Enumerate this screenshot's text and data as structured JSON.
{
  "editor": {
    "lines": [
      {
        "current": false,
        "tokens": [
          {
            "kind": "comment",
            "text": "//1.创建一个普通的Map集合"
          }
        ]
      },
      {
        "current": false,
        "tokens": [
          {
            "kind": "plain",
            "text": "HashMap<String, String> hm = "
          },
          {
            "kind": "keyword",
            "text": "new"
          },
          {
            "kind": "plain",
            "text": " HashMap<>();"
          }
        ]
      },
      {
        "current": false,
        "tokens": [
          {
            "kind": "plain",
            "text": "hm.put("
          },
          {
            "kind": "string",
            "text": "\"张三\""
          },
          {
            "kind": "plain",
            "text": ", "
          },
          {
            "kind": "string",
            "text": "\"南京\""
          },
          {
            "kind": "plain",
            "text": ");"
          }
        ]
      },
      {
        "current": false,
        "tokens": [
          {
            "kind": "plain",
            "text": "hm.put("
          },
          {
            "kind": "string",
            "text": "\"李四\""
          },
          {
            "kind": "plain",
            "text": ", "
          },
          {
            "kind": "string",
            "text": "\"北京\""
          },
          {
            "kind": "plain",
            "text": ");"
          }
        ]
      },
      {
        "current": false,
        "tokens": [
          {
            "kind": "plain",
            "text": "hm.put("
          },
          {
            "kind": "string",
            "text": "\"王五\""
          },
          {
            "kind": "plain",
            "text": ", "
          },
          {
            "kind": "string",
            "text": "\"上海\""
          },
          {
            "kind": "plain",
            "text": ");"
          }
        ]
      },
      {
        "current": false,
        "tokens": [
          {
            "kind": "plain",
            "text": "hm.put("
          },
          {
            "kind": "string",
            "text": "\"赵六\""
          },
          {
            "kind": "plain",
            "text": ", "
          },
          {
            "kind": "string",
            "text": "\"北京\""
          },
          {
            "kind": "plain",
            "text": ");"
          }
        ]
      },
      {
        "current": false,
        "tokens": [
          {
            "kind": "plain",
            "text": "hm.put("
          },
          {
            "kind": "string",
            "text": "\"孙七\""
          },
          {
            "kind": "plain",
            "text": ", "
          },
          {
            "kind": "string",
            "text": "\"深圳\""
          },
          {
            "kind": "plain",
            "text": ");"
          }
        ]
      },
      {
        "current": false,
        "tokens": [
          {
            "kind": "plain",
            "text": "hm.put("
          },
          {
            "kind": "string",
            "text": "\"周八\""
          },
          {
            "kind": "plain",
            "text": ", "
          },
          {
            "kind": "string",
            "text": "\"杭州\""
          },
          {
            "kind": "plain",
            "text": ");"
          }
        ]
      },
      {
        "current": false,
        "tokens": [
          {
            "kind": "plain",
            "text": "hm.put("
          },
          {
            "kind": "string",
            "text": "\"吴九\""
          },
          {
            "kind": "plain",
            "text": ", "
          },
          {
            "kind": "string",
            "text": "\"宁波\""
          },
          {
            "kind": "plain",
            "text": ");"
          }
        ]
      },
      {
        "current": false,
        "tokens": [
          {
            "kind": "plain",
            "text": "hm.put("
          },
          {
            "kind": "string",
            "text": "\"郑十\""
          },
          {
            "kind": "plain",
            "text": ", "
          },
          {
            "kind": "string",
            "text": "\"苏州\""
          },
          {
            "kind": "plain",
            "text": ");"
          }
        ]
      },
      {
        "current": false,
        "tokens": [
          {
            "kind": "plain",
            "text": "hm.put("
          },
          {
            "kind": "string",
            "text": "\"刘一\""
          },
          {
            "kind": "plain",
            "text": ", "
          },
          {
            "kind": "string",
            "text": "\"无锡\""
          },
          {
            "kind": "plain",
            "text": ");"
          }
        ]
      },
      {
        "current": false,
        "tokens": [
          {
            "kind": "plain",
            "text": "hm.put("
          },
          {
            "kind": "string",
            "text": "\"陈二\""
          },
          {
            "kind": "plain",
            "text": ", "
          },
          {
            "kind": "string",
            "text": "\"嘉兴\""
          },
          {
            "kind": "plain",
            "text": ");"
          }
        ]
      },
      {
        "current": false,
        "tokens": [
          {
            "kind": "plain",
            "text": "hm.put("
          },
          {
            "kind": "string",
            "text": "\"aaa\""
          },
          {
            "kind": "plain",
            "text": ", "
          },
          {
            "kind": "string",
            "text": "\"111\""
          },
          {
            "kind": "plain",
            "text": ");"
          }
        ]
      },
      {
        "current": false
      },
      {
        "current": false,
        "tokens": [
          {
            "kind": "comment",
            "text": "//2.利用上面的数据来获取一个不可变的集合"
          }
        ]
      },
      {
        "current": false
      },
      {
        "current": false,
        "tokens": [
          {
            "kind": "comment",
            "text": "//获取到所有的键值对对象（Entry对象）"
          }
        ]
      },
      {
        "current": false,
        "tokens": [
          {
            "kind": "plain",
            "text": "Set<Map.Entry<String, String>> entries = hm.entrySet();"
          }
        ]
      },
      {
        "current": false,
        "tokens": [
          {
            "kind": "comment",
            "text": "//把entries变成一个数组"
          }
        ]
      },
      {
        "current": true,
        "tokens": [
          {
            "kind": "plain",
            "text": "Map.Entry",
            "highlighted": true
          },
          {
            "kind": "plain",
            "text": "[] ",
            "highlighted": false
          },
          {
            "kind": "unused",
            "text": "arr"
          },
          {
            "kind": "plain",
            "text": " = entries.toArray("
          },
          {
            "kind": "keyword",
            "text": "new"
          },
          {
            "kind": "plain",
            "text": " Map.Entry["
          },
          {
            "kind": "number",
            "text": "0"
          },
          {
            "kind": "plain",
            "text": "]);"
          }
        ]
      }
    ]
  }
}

◆ ◆ ◆ ◆ ◆

Transcribe each entry precisely, missing none.

Enumerate this screenshot's text and data as structured JSON.
{
  "editor": {
    "lines": [
      {
        "current": false,
        "tokens": [
          {
            "kind": "comment",
            "text": "//1.创建一个普通的Map集合"
          }
        ]
      },
      {
        "current": false,
        "tokens": [
          {
            "kind": "plain",
            "text": "HashMap<String, String> hm = "
          },
          {
            "kind": "keyword",
            "text": "new"
          },
          {
            "kind": "plain",
            "text": " HashMap<>();"
          }
        ]
      },
      {
        "current": false,
        "tokens": [
          {
            "kind": "plain",
            "text": "hm.put("
          },
          {
            "kind": "string",
            "text": "\"张三\""
          },
          {
            "kind": "plain",
            "text": ", "
          },
          {
            "kind": "string",
            "text": "\"南京\""
          },
          {
            "kind": "plain",
            "text": ");"
          }
        ]
      },
      {
        "current": false,
        "tokens": [
          {
            "kind": "plain",
            "text": "hm.put("
          },
          {
            "kind": "string",
            "text": "\"李四\""
          },
          {
            "kind": "plain",
            "text": ", "
          },
          {
            "kind": "string",
            "text": "\"北京\""
          },
          {
            "kind": "plain",
            "text": ");"
          }
        ]
      },
      {
        "current": false,
        "tokens": [
          {
            "kind": "plain",
            "text": "hm.put("
          },
          {
            "kind": "string",
            "text": "\"王五\""
          },
          {
            "kind": "plain",
            "text": ", "
          },
          {
            "kind": "string",
            "text": "\"上海\""
          },
          {
            "kind": "plain",
            "text": ");"
          }
        ]
      },
      {
        "current": false,
        "tokens": [
          {
            "kind": "plain",
            "text": "hm.put("
          },
          {
            "kind": "string",
            "text": "\"赵六\""
          },
          {
            "kind": "plain",
            "text": ", "
          },
          {
            "kind": "string",
            "text": "\"北京\""
          },
          {
            "kind": "plain",
            "text": ");"
          }
        ]
      },
      {
        "current": false,
        "tokens": [
          {
            "kind": "plain",
            "text": "hm.put("
          },
          {
            "kind": "string",
            "text": "\"孙七\""
          },
          {
            "kind": "plain",
            "text": ", "
          },
          {
            "kind": "string",
            "text": "\"深圳\""
          },
          {
            "kind": "plain",
            "text": ");"
          }
        ]
      },
      {
        "current": false,
        "tokens": [
          {
            "kind": "plain",
            "text": "hm.put("
          },
          {
            "kind": "string",
            "text": "\"周八\""
          },
          {
            "kind": "plain",
            "text": ", "
          },
          {
            "kind": "string",
            "text": "\"杭州\""
          },
          {
            "kind": "plain",
            "text": ");"
          }
        ]
      },
      {
        "current": false,
        "tokens": [
          {
            "kind": "plain",
            "text": "hm.put("
          },
          {
            "kind": "string",
            "text": "\"吴九\""
          },
          {
            "kind": "plain",
            "text": ", "
          },
          {
            "kind": "string",
            "text": "\"宁波\""
          },
          {
            "kind": "plain",
            "text": ");"
          }
        ]
      },
      {
        "current": false,
        "tokens": [
          {
            "kind": "plain",
            "text": "hm.put("
          },
          {
            "kind": "string",
            "text": "\"郑十\""
          },
          {
            "kind": "plain",
            "text": ", "
          },
          {
            "kind": "string",
            "text": "\"苏州\""
          },
          {
            "kind": "plain",
            "text": ");"
          }
        ]
      },
      {
        "current": false,
        "tokens": [
          {
            "kind": "plain",
            "text": "hm.put("
          },
          {
            "kind": "string",
            "text": "\"刘一\""
          },
          {
            "kind": "plain",
            "text": ", "
          },
          {
            "kind": "string",
            "text": "\"无锡\""
          },
          {
            "kind": "plain",
            "text": ");"
          }
        ]
      },
      {
        "current": false,
        "tokens": [
          {
            "kind": "plain",
            "text": "hm.put("
          },
          {
            "kind": "string",
            "text": "\"陈二\""
          },
          {
            "kind": "plain",
            "text": ", "
          },
          {
            "kind": "string",
            "text": "\"嘉兴\""
          },
          {
            "kind": "plain",
            "text": ");"
          }
        ]
      },
      {
        "current": false,
        "tokens": [
          {
            "kind": "plain",
            "text": "hm.put("
          },
          {
            "kind": "string",
            "text": "\"aaa\""
          },
          {
            "kind": "plain",
            "text": ", "
          },
          {
            "kind": "string",
            "text": "\"111\""
          },
          {
            "kind": "plain",
            "text": ");"
          }
        ]
      },
      {
        "current": false
      },
      {
        "current": false,
        "tokens": [
          {
            "kind": "comment",
            "text": "//2.利用上面的数据来获取一个不可变的集合"
          }
        ]
      },
      {
        "current": false
      },
      {
        "current": false,
        "tokens": [
          {
            "kind": "comment",
            "text": "//获取到所有的键值对对象（Entry对象）"
          }
        ]
      },
      {
        "current": false,
        "tokens": [
          {
            "kind": "plain",
            "text": "Set<Map.Entry<String, String>> entries = hm.entrySet();"
          }
        ]
      },
      {
        "current": false,
        "tokens": [
          {
            "kind": "comment",
            "text": "//把entries变成一个数组"
          }
        ]
      },
      {
        "current": true,
        "tokens": [
          {
            "kind": "plain",
            "text": "Map.Entry",
            "highlighted": true
          },
          {
            "kind": "plain",
            "text": "[] ",
            "highlighted": false
          },
          {
            "kind": "unused",
            "text": "arr"
          },
          {
            "kind": "plain",
            "text": " = entries.toArray("
          },
          {
            "kind": "keyword",
            "text": "new"
          },
          {
            "kind": "plain",
            "text": " Map.Entry["
          },
          {
            "kind": "number",
            "text": "0"
          },
          {
            "kind": "plain",
            "text": "]);"
          }
        ]
      }
    ]
  }
}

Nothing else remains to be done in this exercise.